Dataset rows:

# # # # # # #

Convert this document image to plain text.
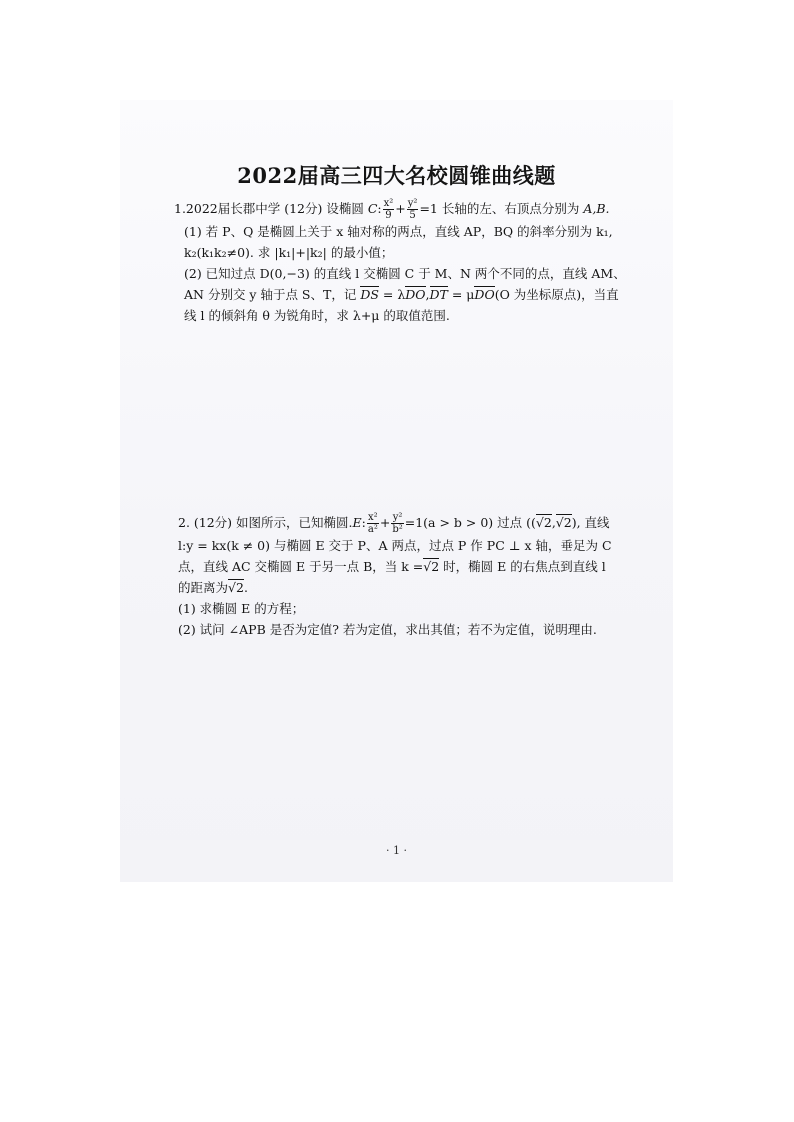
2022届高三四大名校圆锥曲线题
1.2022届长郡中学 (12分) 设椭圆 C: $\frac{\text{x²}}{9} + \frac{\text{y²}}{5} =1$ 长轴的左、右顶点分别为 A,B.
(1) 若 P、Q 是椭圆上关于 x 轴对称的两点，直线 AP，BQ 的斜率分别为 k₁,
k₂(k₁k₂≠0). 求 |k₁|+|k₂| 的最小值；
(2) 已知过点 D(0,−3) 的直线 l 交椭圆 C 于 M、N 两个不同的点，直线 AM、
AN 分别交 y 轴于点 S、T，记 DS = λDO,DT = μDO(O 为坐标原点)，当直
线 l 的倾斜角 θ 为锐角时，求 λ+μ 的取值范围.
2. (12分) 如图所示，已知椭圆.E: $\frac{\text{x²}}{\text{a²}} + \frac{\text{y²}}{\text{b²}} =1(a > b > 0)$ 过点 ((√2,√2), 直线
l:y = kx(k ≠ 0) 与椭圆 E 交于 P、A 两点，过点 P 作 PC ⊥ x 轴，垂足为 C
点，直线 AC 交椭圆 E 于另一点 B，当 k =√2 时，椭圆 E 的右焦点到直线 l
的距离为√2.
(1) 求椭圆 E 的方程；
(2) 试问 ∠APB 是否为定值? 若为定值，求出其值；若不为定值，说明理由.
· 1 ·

# # # # # # #

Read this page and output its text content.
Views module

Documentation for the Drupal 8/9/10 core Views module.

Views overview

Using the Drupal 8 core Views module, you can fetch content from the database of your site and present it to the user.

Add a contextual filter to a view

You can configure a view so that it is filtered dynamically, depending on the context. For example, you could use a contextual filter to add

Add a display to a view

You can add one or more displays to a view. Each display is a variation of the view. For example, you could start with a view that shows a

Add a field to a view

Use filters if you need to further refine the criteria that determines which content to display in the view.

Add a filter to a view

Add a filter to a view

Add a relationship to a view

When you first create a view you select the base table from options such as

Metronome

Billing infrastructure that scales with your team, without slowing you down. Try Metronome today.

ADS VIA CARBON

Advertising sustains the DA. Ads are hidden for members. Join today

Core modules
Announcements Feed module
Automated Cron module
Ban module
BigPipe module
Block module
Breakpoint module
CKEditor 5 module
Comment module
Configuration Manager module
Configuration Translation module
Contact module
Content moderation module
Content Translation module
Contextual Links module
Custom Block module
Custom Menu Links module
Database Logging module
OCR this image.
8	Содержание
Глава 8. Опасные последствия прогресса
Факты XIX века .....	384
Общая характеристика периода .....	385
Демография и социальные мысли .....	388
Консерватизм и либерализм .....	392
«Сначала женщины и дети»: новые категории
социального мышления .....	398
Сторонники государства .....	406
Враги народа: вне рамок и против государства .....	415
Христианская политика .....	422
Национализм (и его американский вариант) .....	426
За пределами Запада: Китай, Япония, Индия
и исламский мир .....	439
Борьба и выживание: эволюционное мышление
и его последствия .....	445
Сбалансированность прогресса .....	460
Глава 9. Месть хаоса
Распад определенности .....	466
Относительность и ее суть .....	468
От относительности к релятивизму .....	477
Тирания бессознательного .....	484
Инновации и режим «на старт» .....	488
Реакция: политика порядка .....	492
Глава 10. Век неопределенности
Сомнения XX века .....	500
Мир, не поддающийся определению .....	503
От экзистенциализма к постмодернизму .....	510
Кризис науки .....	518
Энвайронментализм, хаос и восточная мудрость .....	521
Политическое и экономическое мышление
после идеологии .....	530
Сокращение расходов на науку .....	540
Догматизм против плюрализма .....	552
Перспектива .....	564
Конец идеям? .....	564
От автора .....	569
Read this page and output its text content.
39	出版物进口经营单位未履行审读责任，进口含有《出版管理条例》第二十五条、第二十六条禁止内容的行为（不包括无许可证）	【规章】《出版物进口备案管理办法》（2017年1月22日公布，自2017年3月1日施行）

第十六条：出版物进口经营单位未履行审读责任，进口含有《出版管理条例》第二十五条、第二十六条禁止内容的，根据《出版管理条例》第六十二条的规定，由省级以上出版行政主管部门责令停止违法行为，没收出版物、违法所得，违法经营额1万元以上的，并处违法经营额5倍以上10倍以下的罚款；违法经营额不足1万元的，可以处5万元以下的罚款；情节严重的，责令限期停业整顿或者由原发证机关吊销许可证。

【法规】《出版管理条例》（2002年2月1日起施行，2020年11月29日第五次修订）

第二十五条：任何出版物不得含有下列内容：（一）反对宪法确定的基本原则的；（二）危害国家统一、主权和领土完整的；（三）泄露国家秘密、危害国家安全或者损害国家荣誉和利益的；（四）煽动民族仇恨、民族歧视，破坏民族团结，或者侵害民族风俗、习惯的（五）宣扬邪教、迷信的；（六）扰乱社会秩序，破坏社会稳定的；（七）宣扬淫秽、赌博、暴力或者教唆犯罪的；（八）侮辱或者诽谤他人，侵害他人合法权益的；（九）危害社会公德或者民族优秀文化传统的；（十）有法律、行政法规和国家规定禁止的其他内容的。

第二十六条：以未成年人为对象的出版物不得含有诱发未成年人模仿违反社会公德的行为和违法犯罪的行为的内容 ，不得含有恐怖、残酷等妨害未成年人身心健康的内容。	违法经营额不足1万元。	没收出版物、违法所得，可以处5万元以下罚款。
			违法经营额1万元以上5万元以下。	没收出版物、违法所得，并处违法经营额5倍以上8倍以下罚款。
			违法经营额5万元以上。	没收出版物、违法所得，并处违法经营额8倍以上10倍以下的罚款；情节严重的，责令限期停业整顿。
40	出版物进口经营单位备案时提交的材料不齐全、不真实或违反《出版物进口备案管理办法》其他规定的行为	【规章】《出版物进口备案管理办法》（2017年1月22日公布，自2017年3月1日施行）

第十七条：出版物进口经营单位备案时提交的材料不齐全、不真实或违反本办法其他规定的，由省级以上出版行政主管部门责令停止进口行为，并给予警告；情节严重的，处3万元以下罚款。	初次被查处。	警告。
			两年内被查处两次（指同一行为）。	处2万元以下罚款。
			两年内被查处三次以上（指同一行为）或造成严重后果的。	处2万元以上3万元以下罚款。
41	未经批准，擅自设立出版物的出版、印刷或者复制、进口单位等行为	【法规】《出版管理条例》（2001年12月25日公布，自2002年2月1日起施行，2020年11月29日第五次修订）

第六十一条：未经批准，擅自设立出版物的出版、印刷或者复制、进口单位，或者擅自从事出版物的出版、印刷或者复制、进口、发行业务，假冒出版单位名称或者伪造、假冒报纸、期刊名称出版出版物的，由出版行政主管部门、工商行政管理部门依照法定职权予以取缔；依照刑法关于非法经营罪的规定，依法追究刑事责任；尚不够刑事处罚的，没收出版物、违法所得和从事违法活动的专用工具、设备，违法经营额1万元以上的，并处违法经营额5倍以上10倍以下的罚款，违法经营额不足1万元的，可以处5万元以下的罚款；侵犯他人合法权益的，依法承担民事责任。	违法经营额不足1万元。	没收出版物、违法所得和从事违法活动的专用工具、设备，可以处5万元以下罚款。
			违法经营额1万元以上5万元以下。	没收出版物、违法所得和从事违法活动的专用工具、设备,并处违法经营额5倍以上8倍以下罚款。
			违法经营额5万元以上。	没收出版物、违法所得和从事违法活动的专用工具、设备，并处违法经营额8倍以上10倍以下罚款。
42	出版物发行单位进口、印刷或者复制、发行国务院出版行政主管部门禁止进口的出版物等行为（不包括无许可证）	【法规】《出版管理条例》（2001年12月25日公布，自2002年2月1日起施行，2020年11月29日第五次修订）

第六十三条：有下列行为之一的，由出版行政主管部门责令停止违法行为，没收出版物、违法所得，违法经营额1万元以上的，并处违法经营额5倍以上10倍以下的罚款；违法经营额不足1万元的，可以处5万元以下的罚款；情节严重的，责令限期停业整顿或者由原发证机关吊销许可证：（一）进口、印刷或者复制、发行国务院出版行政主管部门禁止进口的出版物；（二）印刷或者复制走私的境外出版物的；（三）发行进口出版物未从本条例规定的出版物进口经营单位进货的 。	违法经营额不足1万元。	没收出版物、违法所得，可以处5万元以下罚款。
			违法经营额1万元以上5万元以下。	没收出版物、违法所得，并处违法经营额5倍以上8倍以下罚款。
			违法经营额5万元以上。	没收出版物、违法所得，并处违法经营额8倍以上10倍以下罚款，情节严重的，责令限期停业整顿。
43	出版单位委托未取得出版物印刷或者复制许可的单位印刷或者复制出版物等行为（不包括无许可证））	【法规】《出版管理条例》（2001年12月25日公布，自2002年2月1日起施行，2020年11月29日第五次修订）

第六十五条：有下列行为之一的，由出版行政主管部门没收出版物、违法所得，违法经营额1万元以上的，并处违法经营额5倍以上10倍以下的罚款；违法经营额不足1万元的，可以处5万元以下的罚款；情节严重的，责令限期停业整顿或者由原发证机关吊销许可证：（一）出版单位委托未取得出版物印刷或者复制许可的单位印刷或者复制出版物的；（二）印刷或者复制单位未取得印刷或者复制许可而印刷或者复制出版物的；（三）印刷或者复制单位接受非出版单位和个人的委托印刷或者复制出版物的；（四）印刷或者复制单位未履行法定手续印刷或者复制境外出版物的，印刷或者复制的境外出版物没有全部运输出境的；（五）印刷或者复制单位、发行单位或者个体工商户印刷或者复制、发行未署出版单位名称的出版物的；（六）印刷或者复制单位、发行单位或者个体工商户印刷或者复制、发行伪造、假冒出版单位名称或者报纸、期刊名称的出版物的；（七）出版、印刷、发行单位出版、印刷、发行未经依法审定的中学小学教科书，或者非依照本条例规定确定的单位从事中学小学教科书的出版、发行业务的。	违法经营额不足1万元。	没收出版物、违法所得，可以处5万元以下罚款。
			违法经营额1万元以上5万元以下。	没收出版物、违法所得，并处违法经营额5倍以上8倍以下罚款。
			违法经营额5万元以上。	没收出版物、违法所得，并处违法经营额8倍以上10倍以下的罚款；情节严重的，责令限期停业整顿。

# # # # # # #

## STATED PROBLEM
Isolate the lines above that contain the word "Configuration" and copy them.

## OUTPUT
Configuration Manager module
Configuration Translation module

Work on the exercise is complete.